→ **PROBLEM**
Your task is to output the listing word for word, with pictures excluded.
***** TASK INPUTS *****
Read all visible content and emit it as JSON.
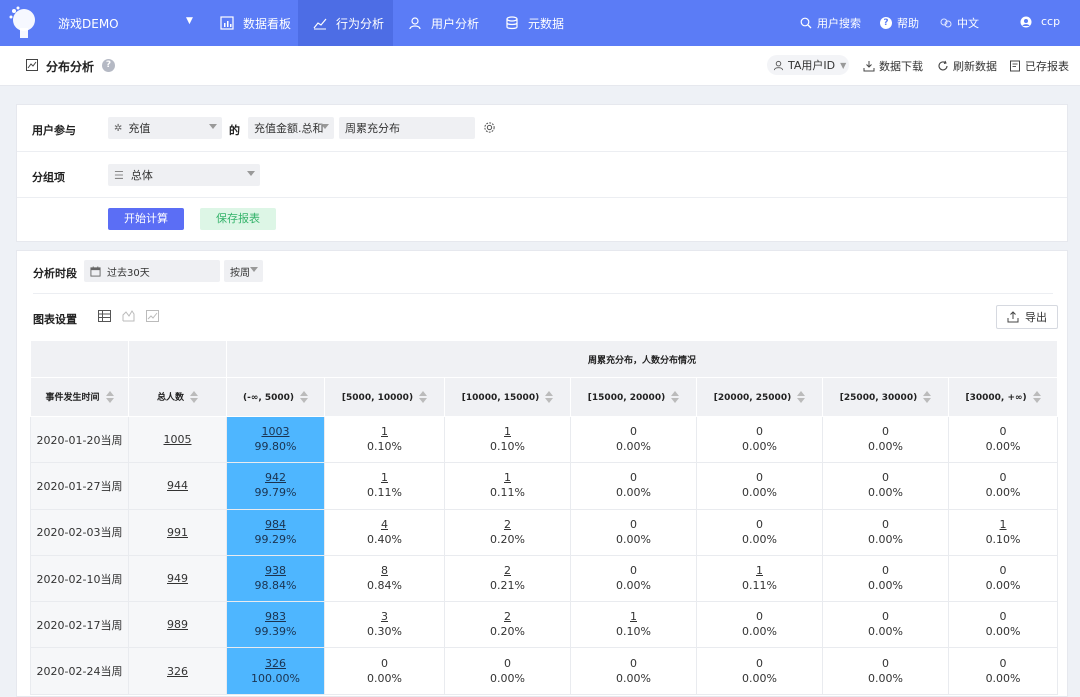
{
  "nav": {
    "app_name": "游戏DEMO",
    "tabs": [
      {
        "label": "数据看板",
        "icon": "dashboard-icon"
      },
      {
        "label": "行为分析",
        "icon": "trend-icon"
      },
      {
        "label": "用户分析",
        "icon": "user-icon"
      },
      {
        "label": "元数据",
        "icon": "database-icon"
      }
    ],
    "search_user": "用户搜索",
    "help": "帮助",
    "language": "中文",
    "username": "ccp"
  },
  "header": {
    "title": "分布分析",
    "ta_select": "TA用户ID",
    "download": "数据下载",
    "refresh": "刷新数据",
    "saved_reports": "已存报表"
  },
  "query": {
    "participate_label": "用户参与",
    "event": "充值",
    "of": "的",
    "metric": "充值金额.总和",
    "name": "周累充分布",
    "group_label": "分组项",
    "group_value": "总体",
    "start_button": "开始计算",
    "save_button": "保存报表"
  },
  "results": {
    "period_label": "分析时段",
    "date_range": "过去30天",
    "granularity": "按周",
    "chart_settings_label": "图表设置",
    "export_label": "导出",
    "table": {
      "group_header": "周累充分布，人数分布情况",
      "col_time": "事件发生时间",
      "col_total": "总人数",
      "buckets": [
        "(-∞, 5000)",
        "[5000, 10000)",
        "[10000, 15000)",
        "[15000, 20000)",
        "[20000, 25000)",
        "[25000, 30000)",
        "[30000, +∞)"
      ],
      "rows": [
        {
          "date": "2020-01-20当周",
          "total": "1005",
          "cells": [
            [
              "1003",
              "99.80%"
            ],
            [
              "1",
              "0.10%"
            ],
            [
              "1",
              "0.10%"
            ],
            [
              "0",
              "0.00%"
            ],
            [
              "0",
              "0.00%"
            ],
            [
              "0",
              "0.00%"
            ],
            [
              "0",
              "0.00%"
            ]
          ]
        },
        {
          "date": "2020-01-27当周",
          "total": "944",
          "cells": [
            [
              "942",
              "99.79%"
            ],
            [
              "1",
              "0.11%"
            ],
            [
              "1",
              "0.11%"
            ],
            [
              "0",
              "0.00%"
            ],
            [
              "0",
              "0.00%"
            ],
            [
              "0",
              "0.00%"
            ],
            [
              "0",
              "0.00%"
            ]
          ]
        },
        {
          "date": "2020-02-03当周",
          "total": "991",
          "cells": [
            [
              "984",
              "99.29%"
            ],
            [
              "4",
              "0.40%"
            ],
            [
              "2",
              "0.20%"
            ],
            [
              "0",
              "0.00%"
            ],
            [
              "0",
              "0.00%"
            ],
            [
              "0",
              "0.00%"
            ],
            [
              "1",
              "0.10%"
            ]
          ]
        },
        {
          "date": "2020-02-10当周",
          "total": "949",
          "cells": [
            [
              "938",
              "98.84%"
            ],
            [
              "8",
              "0.84%"
            ],
            [
              "2",
              "0.21%"
            ],
            [
              "0",
              "0.00%"
            ],
            [
              "1",
              "0.11%"
            ],
            [
              "0",
              "0.00%"
            ],
            [
              "0",
              "0.00%"
            ]
          ]
        },
        {
          "date": "2020-02-17当周",
          "total": "989",
          "cells": [
            [
              "983",
              "99.39%"
            ],
            [
              "3",
              "0.30%"
            ],
            [
              "2",
              "0.20%"
            ],
            [
              "1",
              "0.10%"
            ],
            [
              "0",
              "0.00%"
            ],
            [
              "0",
              "0.00%"
            ],
            [
              "0",
              "0.00%"
            ]
          ]
        },
        {
          "date": "2020-02-24当周",
          "total": "326",
          "cells": [
            [
              "326",
              "100.00%"
            ],
            [
              "0",
              "0.00%"
            ],
            [
              "0",
              "0.00%"
            ],
            [
              "0",
              "0.00%"
            ],
            [
              "0",
              "0.00%"
            ],
            [
              "0",
              "0.00%"
            ],
            [
              "0",
              "0.00%"
            ]
          ]
        }
      ]
    }
  },
  "colors": {
    "nav_bg": "#5b7cf6",
    "highlight_cell": "#4eb6ff",
    "primary_button": "#5b6ef5",
    "save_button_text": "#35b36b"
  }
}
*****
→ **RESPONSE TO THE EXERCISE**
Read all visible content and emit it as JSON.
{
  "nav": {
    "app_name": "游戏DEMO",
    "tabs": [
      {
        "label": "数据看板",
        "icon": "dashboard-icon"
      },
      {
        "label": "行为分析",
        "icon": "trend-icon"
      },
      {
        "label": "用户分析",
        "icon": "user-icon"
      },
      {
        "label": "元数据",
        "icon": "database-icon"
      }
    ],
    "search_user": "用户搜索",
    "help": "帮助",
    "language": "中文",
    "username": "ccp"
  },
  "header": {
    "title": "分布分析",
    "ta_select": "TA用户ID",
    "download": "数据下载",
    "refresh": "刷新数据",
    "saved_reports": "已存报表"
  },
  "query": {
    "participate_label": "用户参与",
    "event": "充值",
    "of": "的",
    "metric": "充值金额.总和",
    "name": "周累充分布",
    "group_label": "分组项",
    "group_value": "总体",
    "start_button": "开始计算",
    "save_button": "保存报表"
  },
  "results": {
    "period_label": "分析时段",
    "date_range": "过去30天",
    "granularity": "按周",
    "chart_settings_label": "图表设置",
    "export_label": "导出",
    "table": {
      "group_header": "周累充分布，人数分布情况",
      "col_time": "事件发生时间",
      "col_total": "总人数",
      "buckets": [
        "(-∞, 5000)",
        "[5000, 10000)",
        "[10000, 15000)",
        "[15000, 20000)",
        "[20000, 25000)",
        "[25000, 30000)",
        "[30000, +∞)"
      ],
      "rows": [
        {
          "date": "2020-01-20当周",
          "total": "1005",
          "cells": [
            [
              "1003",
              "99.80%"
            ],
            [
              "1",
              "0.10%"
            ],
            [
              "1",
              "0.10%"
            ],
            [
              "0",
              "0.00%"
            ],
            [
              "0",
              "0.00%"
            ],
            [
              "0",
              "0.00%"
            ],
            [
              "0",
              "0.00%"
            ]
          ]
        },
        {
          "date": "2020-01-27当周",
          "total": "944",
          "cells": [
            [
              "942",
              "99.79%"
            ],
            [
              "1",
              "0.11%"
            ],
            [
              "1",
              "0.11%"
            ],
            [
              "0",
              "0.00%"
            ],
            [
              "0",
              "0.00%"
            ],
            [
              "0",
              "0.00%"
            ],
            [
              "0",
              "0.00%"
            ]
          ]
        },
        {
          "date": "2020-02-03当周",
          "total": "991",
          "cells": [
            [
              "984",
              "99.29%"
            ],
            [
              "4",
              "0.40%"
            ],
            [
              "2",
              "0.20%"
            ],
            [
              "0",
              "0.00%"
            ],
            [
              "0",
              "0.00%"
            ],
            [
              "0",
              "0.00%"
            ],
            [
              "1",
              "0.10%"
            ]
          ]
        },
        {
          "date": "2020-02-10当周",
          "total": "949",
          "cells": [
            [
              "938",
              "98.84%"
            ],
            [
              "8",
              "0.84%"
            ],
            [
              "2",
              "0.21%"
            ],
            [
              "0",
              "0.00%"
            ],
            [
              "1",
              "0.11%"
            ],
            [
              "0",
              "0.00%"
            ],
            [
              "0",
              "0.00%"
            ]
          ]
        },
        {
          "date": "2020-02-17当周",
          "total": "989",
          "cells": [
            [
              "983",
              "99.39%"
            ],
            [
              "3",
              "0.30%"
            ],
            [
              "2",
              "0.20%"
            ],
            [
              "1",
              "0.10%"
            ],
            [
              "0",
              "0.00%"
            ],
            [
              "0",
              "0.00%"
            ],
            [
              "0",
              "0.00%"
            ]
          ]
        },
        {
          "date": "2020-02-24当周",
          "total": "326",
          "cells": [
            [
              "326",
              "100.00%"
            ],
            [
              "0",
              "0.00%"
            ],
            [
              "0",
              "0.00%"
            ],
            [
              "0",
              "0.00%"
            ],
            [
              "0",
              "0.00%"
            ],
            [
              "0",
              "0.00%"
            ],
            [
              "0",
              "0.00%"
            ]
          ]
        }
      ]
    }
  },
  "colors": {
    "nav_bg": "#5b7cf6",
    "highlight_cell": "#4eb6ff",
    "primary_button": "#5b6ef5",
    "save_button_text": "#35b36b"
  }
}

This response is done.